======== DATASET ROWS
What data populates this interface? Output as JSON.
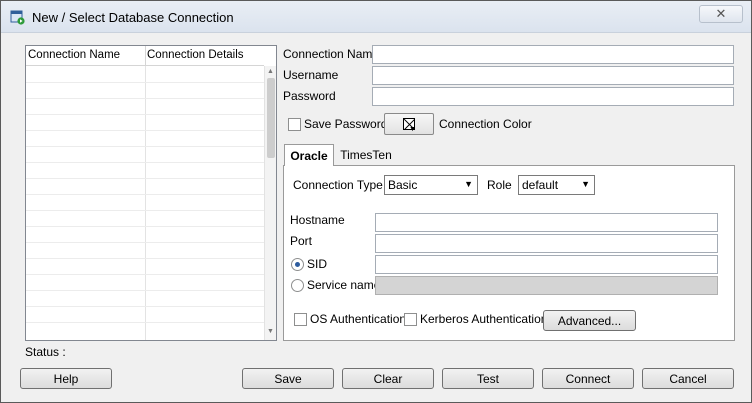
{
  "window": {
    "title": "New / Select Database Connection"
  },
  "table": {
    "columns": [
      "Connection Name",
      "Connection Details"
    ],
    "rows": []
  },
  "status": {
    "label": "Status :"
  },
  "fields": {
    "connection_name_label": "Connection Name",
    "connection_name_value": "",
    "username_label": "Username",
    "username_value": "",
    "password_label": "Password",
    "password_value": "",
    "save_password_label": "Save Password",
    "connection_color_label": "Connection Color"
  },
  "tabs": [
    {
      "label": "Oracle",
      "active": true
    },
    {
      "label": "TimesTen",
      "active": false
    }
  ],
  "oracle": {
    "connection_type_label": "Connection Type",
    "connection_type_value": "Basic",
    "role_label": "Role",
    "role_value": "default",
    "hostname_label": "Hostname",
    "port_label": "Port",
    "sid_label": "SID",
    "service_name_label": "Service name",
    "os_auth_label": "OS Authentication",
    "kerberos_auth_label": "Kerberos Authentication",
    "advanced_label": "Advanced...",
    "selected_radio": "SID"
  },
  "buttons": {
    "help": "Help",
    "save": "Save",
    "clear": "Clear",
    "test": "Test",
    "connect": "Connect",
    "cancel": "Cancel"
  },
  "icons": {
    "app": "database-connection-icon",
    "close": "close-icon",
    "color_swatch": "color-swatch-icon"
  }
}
================
- [EXERCISE OBJECTIVE] Print every record above exactly as written, leaving out the pictures.

- [WORKED SOLUTION]
What data populates this interface? Output as JSON.
{
  "window": {
    "title": "New / Select Database Connection"
  },
  "table": {
    "columns": [
      "Connection Name",
      "Connection Details"
    ],
    "rows": []
  },
  "status": {
    "label": "Status :"
  },
  "fields": {
    "connection_name_label": "Connection Name",
    "connection_name_value": "",
    "username_label": "Username",
    "username_value": "",
    "password_label": "Password",
    "password_value": "",
    "save_password_label": "Save Password",
    "connection_color_label": "Connection Color"
  },
  "tabs": [
    {
      "label": "Oracle",
      "active": true
    },
    {
      "label": "TimesTen",
      "active": false
    }
  ],
  "oracle": {
    "connection_type_label": "Connection Type",
    "connection_type_value": "Basic",
    "role_label": "Role",
    "role_value": "default",
    "hostname_label": "Hostname",
    "port_label": "Port",
    "sid_label": "SID",
    "service_name_label": "Service name",
    "os_auth_label": "OS Authentication",
    "kerberos_auth_label": "Kerberos Authentication",
    "advanced_label": "Advanced...",
    "selected_radio": "SID"
  },
  "buttons": {
    "help": "Help",
    "save": "Save",
    "clear": "Clear",
    "test": "Test",
    "connect": "Connect",
    "cancel": "Cancel"
  },
  "icons": {
    "app": "database-connection-icon",
    "close": "close-icon",
    "color_swatch": "color-swatch-icon"
  }
}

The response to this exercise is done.